[Dataset items]
________

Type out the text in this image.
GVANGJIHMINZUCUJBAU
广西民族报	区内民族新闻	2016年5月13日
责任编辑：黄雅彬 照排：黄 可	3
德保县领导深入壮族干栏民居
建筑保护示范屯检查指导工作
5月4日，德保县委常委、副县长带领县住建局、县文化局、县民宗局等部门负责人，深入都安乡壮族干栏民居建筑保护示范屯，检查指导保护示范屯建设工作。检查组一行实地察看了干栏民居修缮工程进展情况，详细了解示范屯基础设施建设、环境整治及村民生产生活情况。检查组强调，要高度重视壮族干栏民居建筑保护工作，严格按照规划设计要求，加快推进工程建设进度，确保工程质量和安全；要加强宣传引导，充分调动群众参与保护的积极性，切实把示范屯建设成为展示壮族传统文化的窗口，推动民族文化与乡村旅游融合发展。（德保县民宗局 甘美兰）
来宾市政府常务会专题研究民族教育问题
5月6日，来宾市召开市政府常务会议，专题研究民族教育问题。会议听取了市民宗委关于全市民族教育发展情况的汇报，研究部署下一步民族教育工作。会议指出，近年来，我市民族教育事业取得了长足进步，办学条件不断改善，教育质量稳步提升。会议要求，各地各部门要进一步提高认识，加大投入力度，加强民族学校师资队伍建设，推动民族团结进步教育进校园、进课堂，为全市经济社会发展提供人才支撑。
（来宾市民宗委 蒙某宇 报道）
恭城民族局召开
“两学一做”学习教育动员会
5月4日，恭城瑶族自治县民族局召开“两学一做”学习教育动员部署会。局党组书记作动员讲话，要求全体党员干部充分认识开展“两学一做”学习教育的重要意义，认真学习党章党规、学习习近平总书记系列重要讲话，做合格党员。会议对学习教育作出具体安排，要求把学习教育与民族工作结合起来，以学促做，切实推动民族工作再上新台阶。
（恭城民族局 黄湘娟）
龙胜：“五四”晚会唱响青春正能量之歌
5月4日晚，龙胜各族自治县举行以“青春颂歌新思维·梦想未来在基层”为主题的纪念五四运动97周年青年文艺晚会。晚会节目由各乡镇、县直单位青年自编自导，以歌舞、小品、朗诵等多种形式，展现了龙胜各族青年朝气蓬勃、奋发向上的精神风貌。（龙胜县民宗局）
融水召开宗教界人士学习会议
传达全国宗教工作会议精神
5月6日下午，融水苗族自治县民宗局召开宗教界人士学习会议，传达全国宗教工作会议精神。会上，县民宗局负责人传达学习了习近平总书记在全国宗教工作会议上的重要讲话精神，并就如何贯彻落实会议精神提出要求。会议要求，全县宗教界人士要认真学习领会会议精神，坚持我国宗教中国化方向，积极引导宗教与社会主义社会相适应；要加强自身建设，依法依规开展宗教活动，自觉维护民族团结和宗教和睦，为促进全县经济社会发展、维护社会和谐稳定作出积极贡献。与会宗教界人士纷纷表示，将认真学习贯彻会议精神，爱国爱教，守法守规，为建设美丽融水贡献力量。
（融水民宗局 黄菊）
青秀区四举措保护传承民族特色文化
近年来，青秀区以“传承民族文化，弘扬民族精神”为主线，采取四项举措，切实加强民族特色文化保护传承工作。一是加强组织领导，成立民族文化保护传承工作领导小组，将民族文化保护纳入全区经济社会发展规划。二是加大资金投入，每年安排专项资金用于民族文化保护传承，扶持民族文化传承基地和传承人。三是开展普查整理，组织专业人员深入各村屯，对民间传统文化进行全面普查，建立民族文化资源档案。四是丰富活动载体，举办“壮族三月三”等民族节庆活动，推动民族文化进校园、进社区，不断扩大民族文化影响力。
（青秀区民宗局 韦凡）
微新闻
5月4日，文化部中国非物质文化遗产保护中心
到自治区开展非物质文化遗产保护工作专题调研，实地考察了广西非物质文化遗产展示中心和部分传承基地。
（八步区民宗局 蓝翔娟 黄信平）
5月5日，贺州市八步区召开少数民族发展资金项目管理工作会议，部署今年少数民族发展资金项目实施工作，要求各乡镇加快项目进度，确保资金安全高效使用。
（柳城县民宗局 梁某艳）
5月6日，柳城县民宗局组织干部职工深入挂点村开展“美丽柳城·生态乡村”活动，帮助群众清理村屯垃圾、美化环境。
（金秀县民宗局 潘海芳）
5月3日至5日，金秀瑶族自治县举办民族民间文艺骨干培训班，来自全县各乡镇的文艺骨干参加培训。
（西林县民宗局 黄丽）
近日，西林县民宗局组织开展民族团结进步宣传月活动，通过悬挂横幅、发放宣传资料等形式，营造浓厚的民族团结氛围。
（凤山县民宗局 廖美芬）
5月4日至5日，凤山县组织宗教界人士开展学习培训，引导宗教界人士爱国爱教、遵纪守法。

________

### Goal of the exercise
Quote the material exactly, leaving nothing out.

### Exercise response
Type out the text in this image.
GVANGJIHMINZUCUJBAU
广西民族报	区内民族新闻	2016年5月13日
责任编辑：黄雅彬 照排：黄 可	3
德保县领导深入壮族干栏民居
建筑保护示范屯检查指导工作
5月4日，德保县委常委、副县长带领县住建局、县文化局、县民宗局等部门负责人，深入都安乡壮族干栏民居建筑保护示范屯，检查指导保护示范屯建设工作。检查组一行实地察看了干栏民居修缮工程进展情况，详细了解示范屯基础设施建设、环境整治及村民生产生活情况。检查组强调，要高度重视壮族干栏民居建筑保护工作，严格按照规划设计要求，加快推进工程建设进度，确保工程质量和安全；要加强宣传引导，充分调动群众参与保护的积极性，切实把示范屯建设成为展示壮族传统文化的窗口，推动民族文化与乡村旅游融合发展。（德保县民宗局 甘美兰）
来宾市政府常务会专题研究民族教育问题
5月6日，来宾市召开市政府常务会议，专题研究民族教育问题。会议听取了市民宗委关于全市民族教育发展情况的汇报，研究部署下一步民族教育工作。会议指出，近年来，我市民族教育事业取得了长足进步，办学条件不断改善，教育质量稳步提升。会议要求，各地各部门要进一步提高认识，加大投入力度，加强民族学校师资队伍建设，推动民族团结进步教育进校园、进课堂，为全市经济社会发展提供人才支撑。
（来宾市民宗委 蒙某宇 报道）
恭城民族局召开
“两学一做”学习教育动员会
5月4日，恭城瑶族自治县民族局召开“两学一做”学习教育动员部署会。局党组书记作动员讲话，要求全体党员干部充分认识开展“两学一做”学习教育的重要意义，认真学习党章党规、学习习近平总书记系列重要讲话，做合格党员。会议对学习教育作出具体安排，要求把学习教育与民族工作结合起来，以学促做，切实推动民族工作再上新台阶。
（恭城民族局 黄湘娟）
龙胜：“五四”晚会唱响青春正能量之歌
5月4日晚，龙胜各族自治县举行以“青春颂歌新思维·梦想未来在基层”为主题的纪念五四运动97周年青年文艺晚会。晚会节目由各乡镇、县直单位青年自编自导，以歌舞、小品、朗诵等多种形式，展现了龙胜各族青年朝气蓬勃、奋发向上的精神风貌。（龙胜县民宗局）
融水召开宗教界人士学习会议
传达全国宗教工作会议精神
5月6日下午，融水苗族自治县民宗局召开宗教界人士学习会议，传达全国宗教工作会议精神。会上，县民宗局负责人传达学习了习近平总书记在全国宗教工作会议上的重要讲话精神，并就如何贯彻落实会议精神提出要求。会议要求，全县宗教界人士要认真学习领会会议精神，坚持我国宗教中国化方向，积极引导宗教与社会主义社会相适应；要加强自身建设，依法依规开展宗教活动，自觉维护民族团结和宗教和睦，为促进全县经济社会发展、维护社会和谐稳定作出积极贡献。与会宗教界人士纷纷表示，将认真学习贯彻会议精神，爱国爱教，守法守规，为建设美丽融水贡献力量。
（融水民宗局 黄菊）
青秀区四举措保护传承民族特色文化
近年来，青秀区以“传承民族文化，弘扬民族精神”为主线，采取四项举措，切实加强民族特色文化保护传承工作。一是加强组织领导，成立民族文化保护传承工作领导小组，将民族文化保护纳入全区经济社会发展规划。二是加大资金投入，每年安排专项资金用于民族文化保护传承，扶持民族文化传承基地和传承人。三是开展普查整理，组织专业人员深入各村屯，对民间传统文化进行全面普查，建立民族文化资源档案。四是丰富活动载体，举办“壮族三月三”等民族节庆活动，推动民族文化进校园、进社区，不断扩大民族文化影响力。
（青秀区民宗局 韦凡）
微新闻
5月4日，文化部中国非物质文化遗产保护中心
到自治区开展非物质文化遗产保护工作专题调研，实地考察了广西非物质文化遗产展示中心和部分传承基地。
（八步区民宗局 蓝翔娟 黄信平）
5月5日，贺州市八步区召开少数民族发展资金项目管理工作会议，部署今年少数民族发展资金项目实施工作，要求各乡镇加快项目进度，确保资金安全高效使用。
（柳城县民宗局 梁某艳）
5月6日，柳城县民宗局组织干部职工深入挂点村开展“美丽柳城·生态乡村”活动，帮助群众清理村屯垃圾、美化环境。
（金秀县民宗局 潘海芳）
5月3日至5日，金秀瑶族自治县举办民族民间文艺骨干培训班，来自全县各乡镇的文艺骨干参加培训。
（西林县民宗局 黄丽）
近日，西林县民宗局组织开展民族团结进步宣传月活动，通过悬挂横幅、发放宣传资料等形式，营造浓厚的民族团结氛围。
（凤山县民宗局 廖美芬）
5月4日至5日，凤山县组织宗教界人士开展学习培训，引导宗教界人士爱国爱教、遵纪守法。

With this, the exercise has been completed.